Stored data entries
● ● ● ● ●

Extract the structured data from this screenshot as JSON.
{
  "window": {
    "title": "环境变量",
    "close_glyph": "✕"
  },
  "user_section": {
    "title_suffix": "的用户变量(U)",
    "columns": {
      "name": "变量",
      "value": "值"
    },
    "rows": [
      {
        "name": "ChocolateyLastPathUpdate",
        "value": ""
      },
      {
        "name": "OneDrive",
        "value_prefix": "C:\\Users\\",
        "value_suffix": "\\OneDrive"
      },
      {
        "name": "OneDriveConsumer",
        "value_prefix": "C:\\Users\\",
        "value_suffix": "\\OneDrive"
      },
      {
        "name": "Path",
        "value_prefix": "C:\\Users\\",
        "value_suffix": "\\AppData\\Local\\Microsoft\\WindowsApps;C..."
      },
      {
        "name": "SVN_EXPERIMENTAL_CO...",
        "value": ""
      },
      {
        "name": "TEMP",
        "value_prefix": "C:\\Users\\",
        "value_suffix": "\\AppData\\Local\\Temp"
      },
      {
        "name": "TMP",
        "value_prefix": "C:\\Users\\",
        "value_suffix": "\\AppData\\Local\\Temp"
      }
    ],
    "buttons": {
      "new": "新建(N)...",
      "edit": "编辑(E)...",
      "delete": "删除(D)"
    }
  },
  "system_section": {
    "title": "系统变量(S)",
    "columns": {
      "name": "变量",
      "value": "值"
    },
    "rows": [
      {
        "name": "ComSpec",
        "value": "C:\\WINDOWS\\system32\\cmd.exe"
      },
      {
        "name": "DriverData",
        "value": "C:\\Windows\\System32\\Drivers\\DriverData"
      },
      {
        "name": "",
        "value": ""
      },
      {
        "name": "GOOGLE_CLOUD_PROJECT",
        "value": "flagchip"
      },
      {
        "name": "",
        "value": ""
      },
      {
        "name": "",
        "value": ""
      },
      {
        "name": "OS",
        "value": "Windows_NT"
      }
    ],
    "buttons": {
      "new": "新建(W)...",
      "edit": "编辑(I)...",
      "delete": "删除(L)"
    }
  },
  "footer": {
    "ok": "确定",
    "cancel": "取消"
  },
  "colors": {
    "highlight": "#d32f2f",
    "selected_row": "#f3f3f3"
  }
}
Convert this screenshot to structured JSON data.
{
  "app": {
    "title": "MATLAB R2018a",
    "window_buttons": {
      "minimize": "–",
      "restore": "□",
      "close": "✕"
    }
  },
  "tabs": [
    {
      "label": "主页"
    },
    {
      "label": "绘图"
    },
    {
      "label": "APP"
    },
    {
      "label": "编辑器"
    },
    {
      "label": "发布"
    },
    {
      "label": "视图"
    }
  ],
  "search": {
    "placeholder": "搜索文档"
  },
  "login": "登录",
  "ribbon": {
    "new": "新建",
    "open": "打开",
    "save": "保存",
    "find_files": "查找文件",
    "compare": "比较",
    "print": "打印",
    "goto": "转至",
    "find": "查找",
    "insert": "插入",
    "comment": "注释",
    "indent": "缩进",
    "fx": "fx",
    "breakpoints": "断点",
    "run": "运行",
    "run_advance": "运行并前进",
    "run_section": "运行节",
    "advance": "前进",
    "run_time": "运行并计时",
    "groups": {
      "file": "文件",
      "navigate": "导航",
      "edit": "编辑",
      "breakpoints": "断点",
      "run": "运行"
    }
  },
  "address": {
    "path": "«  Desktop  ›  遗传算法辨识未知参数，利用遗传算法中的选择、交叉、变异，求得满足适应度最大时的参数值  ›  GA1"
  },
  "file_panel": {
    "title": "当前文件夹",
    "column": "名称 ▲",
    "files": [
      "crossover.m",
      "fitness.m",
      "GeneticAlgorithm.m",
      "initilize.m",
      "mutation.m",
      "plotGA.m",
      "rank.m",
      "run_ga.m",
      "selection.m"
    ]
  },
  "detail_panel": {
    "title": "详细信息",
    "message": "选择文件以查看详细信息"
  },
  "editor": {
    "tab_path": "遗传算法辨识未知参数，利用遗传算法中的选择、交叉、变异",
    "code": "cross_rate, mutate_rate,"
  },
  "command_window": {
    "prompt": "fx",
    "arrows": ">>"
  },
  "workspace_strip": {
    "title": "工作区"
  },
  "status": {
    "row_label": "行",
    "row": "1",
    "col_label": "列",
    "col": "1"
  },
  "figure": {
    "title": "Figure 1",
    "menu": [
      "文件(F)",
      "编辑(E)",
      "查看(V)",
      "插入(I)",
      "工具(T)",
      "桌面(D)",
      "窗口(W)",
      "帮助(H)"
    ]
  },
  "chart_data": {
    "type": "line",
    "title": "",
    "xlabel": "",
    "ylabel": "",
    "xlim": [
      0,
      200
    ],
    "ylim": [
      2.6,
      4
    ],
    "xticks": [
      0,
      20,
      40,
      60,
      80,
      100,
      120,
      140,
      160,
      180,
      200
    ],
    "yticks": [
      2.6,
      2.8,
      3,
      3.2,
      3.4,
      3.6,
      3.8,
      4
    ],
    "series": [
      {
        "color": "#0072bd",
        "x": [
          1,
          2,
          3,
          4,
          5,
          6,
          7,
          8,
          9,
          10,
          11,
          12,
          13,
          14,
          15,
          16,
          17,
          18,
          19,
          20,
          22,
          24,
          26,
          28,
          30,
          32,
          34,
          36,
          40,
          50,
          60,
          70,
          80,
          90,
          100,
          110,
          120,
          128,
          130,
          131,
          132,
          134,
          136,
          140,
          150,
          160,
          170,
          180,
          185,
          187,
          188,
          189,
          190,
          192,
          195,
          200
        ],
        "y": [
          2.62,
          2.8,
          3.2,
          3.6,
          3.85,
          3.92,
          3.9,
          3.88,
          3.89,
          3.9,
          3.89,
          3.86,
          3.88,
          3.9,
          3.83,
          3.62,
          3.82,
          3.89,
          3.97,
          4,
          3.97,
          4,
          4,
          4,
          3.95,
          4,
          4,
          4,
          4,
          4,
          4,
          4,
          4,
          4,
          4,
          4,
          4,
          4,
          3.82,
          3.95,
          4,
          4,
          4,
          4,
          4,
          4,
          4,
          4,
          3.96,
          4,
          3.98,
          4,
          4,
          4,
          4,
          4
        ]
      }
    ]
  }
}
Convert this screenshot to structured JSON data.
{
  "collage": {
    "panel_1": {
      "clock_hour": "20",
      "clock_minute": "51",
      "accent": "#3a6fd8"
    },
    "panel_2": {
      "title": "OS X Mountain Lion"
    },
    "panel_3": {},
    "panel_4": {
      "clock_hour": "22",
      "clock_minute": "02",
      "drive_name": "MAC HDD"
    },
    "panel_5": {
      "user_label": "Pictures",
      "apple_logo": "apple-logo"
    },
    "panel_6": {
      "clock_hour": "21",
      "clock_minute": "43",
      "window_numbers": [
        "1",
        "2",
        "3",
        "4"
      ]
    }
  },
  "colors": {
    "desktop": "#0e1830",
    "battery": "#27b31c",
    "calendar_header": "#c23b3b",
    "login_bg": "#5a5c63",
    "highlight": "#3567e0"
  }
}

● ● ● ● ●

Print back all the lines verbatim.

Extract the structured data from this screenshot as JSON.
{
  "window": {
    "title": "环境变量",
    "close_glyph": "✕"
  },
  "user_section": {
    "title_suffix": "的用户变量(U)",
    "columns": {
      "name": "变量",
      "value": "值"
    },
    "rows": [
      {
        "name": "ChocolateyLastPathUpdate",
        "value": ""
      },
      {
        "name": "OneDrive",
        "value_prefix": "C:\\Users\\",
        "value_suffix": "\\OneDrive"
      },
      {
        "name": "OneDriveConsumer",
        "value_prefix": "C:\\Users\\",
        "value_suffix": "\\OneDrive"
      },
      {
        "name": "Path",
        "value_prefix": "C:\\Users\\",
        "value_suffix": "\\AppData\\Local\\Microsoft\\WindowsApps;C..."
      },
      {
        "name": "SVN_EXPERIMENTAL_CO...",
        "value": ""
      },
      {
        "name": "TEMP",
        "value_prefix": "C:\\Users\\",
        "value_suffix": "\\AppData\\Local\\Temp"
      },
      {
        "name": "TMP",
        "value_prefix": "C:\\Users\\",
        "value_suffix": "\\AppData\\Local\\Temp"
      }
    ],
    "buttons": {
      "new": "新建(N)...",
      "edit": "编辑(E)...",
      "delete": "删除(D)"
    }
  },
  "system_section": {
    "title": "系统变量(S)",
    "columns": {
      "name": "变量",
      "value": "值"
    },
    "rows": [
      {
        "name": "ComSpec",
        "value": "C:\\WINDOWS\\system32\\cmd.exe"
      },
      {
        "name": "DriverData",
        "value": "C:\\Windows\\System32\\Drivers\\DriverData"
      },
      {
        "name": "",
        "value": ""
      },
      {
        "name": "GOOGLE_CLOUD_PROJECT",
        "value": "flagchip"
      },
      {
        "name": "",
        "value": ""
      },
      {
        "name": "",
        "value": ""
      },
      {
        "name": "OS",
        "value": "Windows_NT"
      }
    ],
    "buttons": {
      "new": "新建(W)...",
      "edit": "编辑(I)...",
      "delete": "删除(L)"
    }
  },
  "footer": {
    "ok": "确定",
    "cancel": "取消"
  },
  "colors": {
    "highlight": "#d32f2f",
    "selected_row": "#f3f3f3"
  }
}
Convert this screenshot to structured JSON data.
{
  "app": {
    "title": "MATLAB R2018a",
    "window_buttons": {
      "minimize": "–",
      "restore": "□",
      "close": "✕"
    }
  },
  "tabs": [
    {
      "label": "主页"
    },
    {
      "label": "绘图"
    },
    {
      "label": "APP"
    },
    {
      "label": "编辑器"
    },
    {
      "label": "发布"
    },
    {
      "label": "视图"
    }
  ],
  "search": {
    "placeholder": "搜索文档"
  },
  "login": "登录",
  "ribbon": {
    "new": "新建",
    "open": "打开",
    "save": "保存",
    "find_files": "查找文件",
    "compare": "比较",
    "print": "打印",
    "goto": "转至",
    "find": "查找",
    "insert": "插入",
    "comment": "注释",
    "indent": "缩进",
    "fx": "fx",
    "breakpoints": "断点",
    "run": "运行",
    "run_advance": "运行并前进",
    "run_section": "运行节",
    "advance": "前进",
    "run_time": "运行并计时",
    "groups": {
      "file": "文件",
      "navigate": "导航",
      "edit": "编辑",
      "breakpoints": "断点",
      "run": "运行"
    }
  },
  "address": {
    "path": "«  Desktop  ›  遗传算法辨识未知参数，利用遗传算法中的选择、交叉、变异，求得满足适应度最大时的参数值  ›  GA1"
  },
  "file_panel": {
    "title": "当前文件夹",
    "column": "名称 ▲",
    "files": [
      "crossover.m",
      "fitness.m",
      "GeneticAlgorithm.m",
      "initilize.m",
      "mutation.m",
      "plotGA.m",
      "rank.m",
      "run_ga.m",
      "selection.m"
    ]
  },
  "detail_panel": {
    "title": "详细信息",
    "message": "选择文件以查看详细信息"
  },
  "editor": {
    "tab_path": "遗传算法辨识未知参数，利用遗传算法中的选择、交叉、变异",
    "code": "cross_rate, mutate_rate,"
  },
  "command_window": {
    "prompt": "fx",
    "arrows": ">>"
  },
  "workspace_strip": {
    "title": "工作区"
  },
  "status": {
    "row_label": "行",
    "row": "1",
    "col_label": "列",
    "col": "1"
  },
  "figure": {
    "title": "Figure 1",
    "menu": [
      "文件(F)",
      "编辑(E)",
      "查看(V)",
      "插入(I)",
      "工具(T)",
      "桌面(D)",
      "窗口(W)",
      "帮助(H)"
    ]
  },
  "chart_data": {
    "type": "line",
    "title": "",
    "xlabel": "",
    "ylabel": "",
    "xlim": [
      0,
      200
    ],
    "ylim": [
      2.6,
      4
    ],
    "xticks": [
      0,
      20,
      40,
      60,
      80,
      100,
      120,
      140,
      160,
      180,
      200
    ],
    "yticks": [
      2.6,
      2.8,
      3,
      3.2,
      3.4,
      3.6,
      3.8,
      4
    ],
    "series": [
      {
        "color": "#0072bd",
        "x": [
          1,
          2,
          3,
          4,
          5,
          6,
          7,
          8,
          9,
          10,
          11,
          12,
          13,
          14,
          15,
          16,
          17,
          18,
          19,
          20,
          22,
          24,
          26,
          28,
          30,
          32,
          34,
          36,
          40,
          50,
          60,
          70,
          80,
          90,
          100,
          110,
          120,
          128,
          130,
          131,
          132,
          134,
          136,
          140,
          150,
          160,
          170,
          180,
          185,
          187,
          188,
          189,
          190,
          192,
          195,
          200
        ],
        "y": [
          2.62,
          2.8,
          3.2,
          3.6,
          3.85,
          3.92,
          3.9,
          3.88,
          3.89,
          3.9,
          3.89,
          3.86,
          3.88,
          3.9,
          3.83,
          3.62,
          3.82,
          3.89,
          3.97,
          4,
          3.97,
          4,
          4,
          4,
          3.95,
          4,
          4,
          4,
          4,
          4,
          4,
          4,
          4,
          4,
          4,
          4,
          4,
          4,
          3.82,
          3.95,
          4,
          4,
          4,
          4,
          4,
          4,
          4,
          4,
          3.96,
          4,
          3.98,
          4,
          4,
          4,
          4,
          4
        ]
      }
    ]
  }
}
Convert this screenshot to structured JSON data.
{
  "collage": {
    "panel_1": {
      "clock_hour": "20",
      "clock_minute": "51",
      "accent": "#3a6fd8"
    },
    "panel_2": {
      "title": "OS X Mountain Lion"
    },
    "panel_3": {},
    "panel_4": {
      "clock_hour": "22",
      "clock_minute": "02",
      "drive_name": "MAC HDD"
    },
    "panel_5": {
      "user_label": "Pictures",
      "apple_logo": "apple-logo"
    },
    "panel_6": {
      "clock_hour": "21",
      "clock_minute": "43",
      "window_numbers": [
        "1",
        "2",
        "3",
        "4"
      ]
    }
  },
  "colors": {
    "desktop": "#0e1830",
    "battery": "#27b31c",
    "calendar_header": "#c23b3b",
    "login_bg": "#5a5c63",
    "highlight": "#3567e0"
  }
}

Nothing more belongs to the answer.